> [Stated goal]:
Restate all the material verbatim, except for the pictures.

### Information supplied ###

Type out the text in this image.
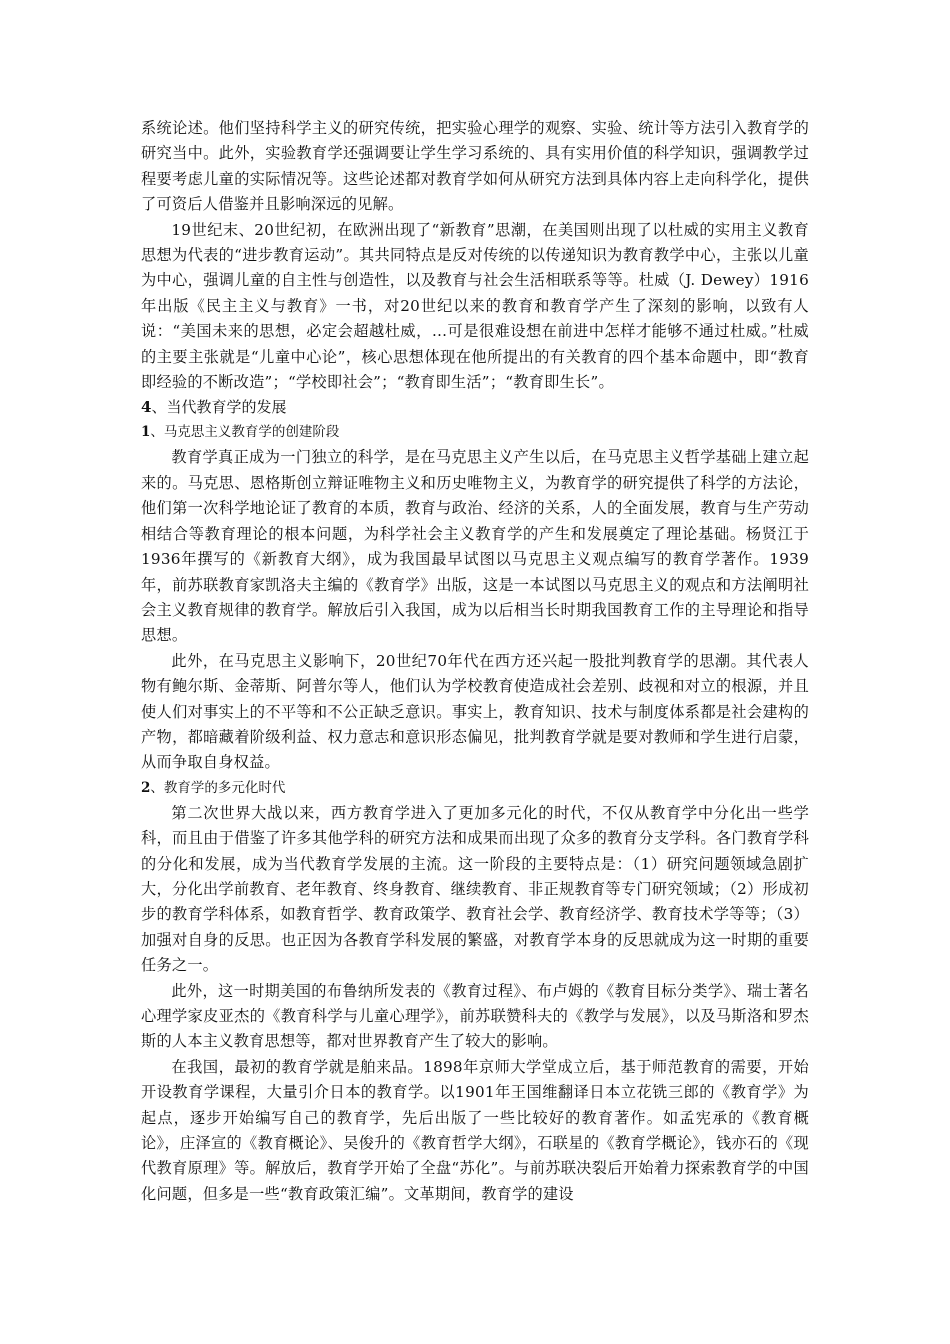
系统论述。他们坚持科学主义的研究传统，把实验心理学的观察、实验、统计等方法引入教育学的研究当中。此外，实验教育学还强调要让学生学习系统的、具有实用价值的科学知识，强调教学过程要考虑儿童的实际情况等。这些论述都对教育学如何从研究方法到具体内容上走向科学化，提供了可资后人借鉴并且影响深远的见解。

19世纪末、20世纪初，在欧洲出现了“新教育”思潮，在美国则出现了以杜威的实用主义教育思想为代表的“进步教育运动”。其共同特点是反对传统的以传递知识为教育教学中心，主张以儿童为中心，强调儿童的自主性与创造性，以及教育与社会生活相联系等等。杜威（J. Dewey）1916年出版《民主主义与教育》一书，对20世纪以来的教育和教育学产生了深刻的影响，以致有人说：“美国未来的思想，必定会超越杜威，…可是很难设想在前进中怎样才能够不通过杜威。”杜威的主要主张就是“儿童中心论”，核心思想体现在他所提出的有关教育的四个基本命题中，即“教育即经验的不断改造”；“学校即社会”；“教育即生活”；“教育即生长”。

4、当代教育学的发展

1、马克思主义教育学的创建阶段

教育学真正成为一门独立的科学，是在马克思主义产生以后，在马克思主义哲学基础上建立起来的。马克思、恩格斯创立辩证唯物主义和历史唯物主义，为教育学的研究提供了科学的方法论，他们第一次科学地论证了教育的本质，教育与政治、经济的关系，人的全面发展，教育与生产劳动相结合等教育理论的根本问题，为科学社会主义教育学的产生和发展奠定了理论基础。杨贤江于1936年撰写的《新教育大纲》，成为我国最早试图以马克思主义观点编写的教育学著作。1939年，前苏联教育家凯洛夫主编的《教育学》出版，这是一本试图以马克思主义的观点和方法阐明社会主义教育规律的教育学。解放后引入我国，成为以后相当长时期我国教育工作的主导理论和指导思想。

此外，在马克思主义影响下，20世纪70年代在西方还兴起一股批判教育学的思潮。其代表人物有鲍尔斯、金蒂斯、阿普尔等人，他们认为学校教育使造成社会差别、歧视和对立的根源，并且使人们对事实上的不平等和不公正缺乏意识。事实上，教育知识、技术与制度体系都是社会建构的产物，都暗藏着阶级利益、权力意志和意识形态偏见，批判教育学就是要对教师和学生进行启蒙，从而争取自身权益。

2、教育学的多元化时代

第二次世界大战以来，西方教育学进入了更加多元化的时代，不仅从教育学中分化出一些学科，而且由于借鉴了许多其他学科的研究方法和成果而出现了众多的教育分支学科。各门教育学科的分化和发展，成为当代教育学发展的主流。这一阶段的主要特点是：（1）研究问题领域急剧扩大，分化出学前教育、老年教育、终身教育、继续教育、非正规教育等专门研究领域；（2）形成初步的教育学科体系，如教育哲学、教育政策学、教育社会学、教育经济学、教育技术学等等；（3）加强对自身的反思。也正因为各教育学科发展的繁盛，对教育学本身的反思就成为这一时期的重要任务之一。

此外，这一时期美国的布鲁纳所发表的《教育过程》、布卢姆的《教育目标分类学》、瑞士著名心理学家皮亚杰的《教育科学与儿童心理学》，前苏联赞科夫的《教学与发展》，以及马斯洛和罗杰斯的人本主义教育思想等，都对世界教育产生了较大的影响。

在我国，最初的教育学就是舶来品。1898年京师大学堂成立后，基于师范教育的需要，开始开设教育学课程，大量引介日本的教育学。以1901年王国维翻译日本立花铣三郎的《教育学》为起点，逐步开始编写自己的教育学，先后出版了一些比较好的教育著作。如孟宪承的《教育概论》，庄泽宣的《教育概论》、吴俊升的《教育哲学大纲》，石联星的《教育学概论》，钱亦石的《现代教育原理》等。解放后，教育学开始了全盘“苏化”。与前苏联决裂后开始着力探索教育学的中国化问题，但多是一些“教育政策汇编”。文革期间，教育学的建设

###

> [Result below]:
Type out the text in this image.
系统论述。他们坚持科学主义的研究传统，把实验心理学的观察、实验、统计等方法引入教育学的研究当中。此外，实验教育学还强调要让学生学习系统的、具有实用价值的科学知识，强调教学过程要考虑儿童的实际情况等。这些论述都对教育学如何从研究方法到具体内容上走向科学化，提供了可资后人借鉴并且影响深远的见解。

19世纪末、20世纪初，在欧洲出现了“新教育”思潮，在美国则出现了以杜威的实用主义教育思想为代表的“进步教育运动”。其共同特点是反对传统的以传递知识为教育教学中心，主张以儿童为中心，强调儿童的自主性与创造性，以及教育与社会生活相联系等等。杜威（J. Dewey）1916年出版《民主主义与教育》一书，对20世纪以来的教育和教育学产生了深刻的影响，以致有人说：“美国未来的思想，必定会超越杜威，…可是很难设想在前进中怎样才能够不通过杜威。”杜威的主要主张就是“儿童中心论”，核心思想体现在他所提出的有关教育的四个基本命题中，即“教育即经验的不断改造”；“学校即社会”；“教育即生活”；“教育即生长”。

4、当代教育学的发展

1、马克思主义教育学的创建阶段

教育学真正成为一门独立的科学，是在马克思主义产生以后，在马克思主义哲学基础上建立起来的。马克思、恩格斯创立辩证唯物主义和历史唯物主义，为教育学的研究提供了科学的方法论，他们第一次科学地论证了教育的本质，教育与政治、经济的关系，人的全面发展，教育与生产劳动相结合等教育理论的根本问题，为科学社会主义教育学的产生和发展奠定了理论基础。杨贤江于1936年撰写的《新教育大纲》，成为我国最早试图以马克思主义观点编写的教育学著作。1939年，前苏联教育家凯洛夫主编的《教育学》出版，这是一本试图以马克思主义的观点和方法阐明社会主义教育规律的教育学。解放后引入我国，成为以后相当长时期我国教育工作的主导理论和指导思想。

此外，在马克思主义影响下，20世纪70年代在西方还兴起一股批判教育学的思潮。其代表人物有鲍尔斯、金蒂斯、阿普尔等人，他们认为学校教育使造成社会差别、歧视和对立的根源，并且使人们对事实上的不平等和不公正缺乏意识。事实上，教育知识、技术与制度体系都是社会建构的产物，都暗藏着阶级利益、权力意志和意识形态偏见，批判教育学就是要对教师和学生进行启蒙，从而争取自身权益。

2、教育学的多元化时代

第二次世界大战以来，西方教育学进入了更加多元化的时代，不仅从教育学中分化出一些学科，而且由于借鉴了许多其他学科的研究方法和成果而出现了众多的教育分支学科。各门教育学科的分化和发展，成为当代教育学发展的主流。这一阶段的主要特点是：（1）研究问题领域急剧扩大，分化出学前教育、老年教育、终身教育、继续教育、非正规教育等专门研究领域；（2）形成初步的教育学科体系，如教育哲学、教育政策学、教育社会学、教育经济学、教育技术学等等；（3）加强对自身的反思。也正因为各教育学科发展的繁盛，对教育学本身的反思就成为这一时期的重要任务之一。

此外，这一时期美国的布鲁纳所发表的《教育过程》、布卢姆的《教育目标分类学》、瑞士著名心理学家皮亚杰的《教育科学与儿童心理学》，前苏联赞科夫的《教学与发展》，以及马斯洛和罗杰斯的人本主义教育思想等，都对世界教育产生了较大的影响。

在我国，最初的教育学就是舶来品。1898年京师大学堂成立后，基于师范教育的需要，开始开设教育学课程，大量引介日本的教育学。以1901年王国维翻译日本立花铣三郎的《教育学》为起点，逐步开始编写自己的教育学，先后出版了一些比较好的教育著作。如孟宪承的《教育概论》，庄泽宣的《教育概论》、吴俊升的《教育哲学大纲》，石联星的《教育学概论》，钱亦石的《现代教育原理》等。解放后，教育学开始了全盘“苏化”。与前苏联决裂后开始着力探索教育学的中国化问题，但多是一些“教育政策汇编”。文革期间，教育学的建设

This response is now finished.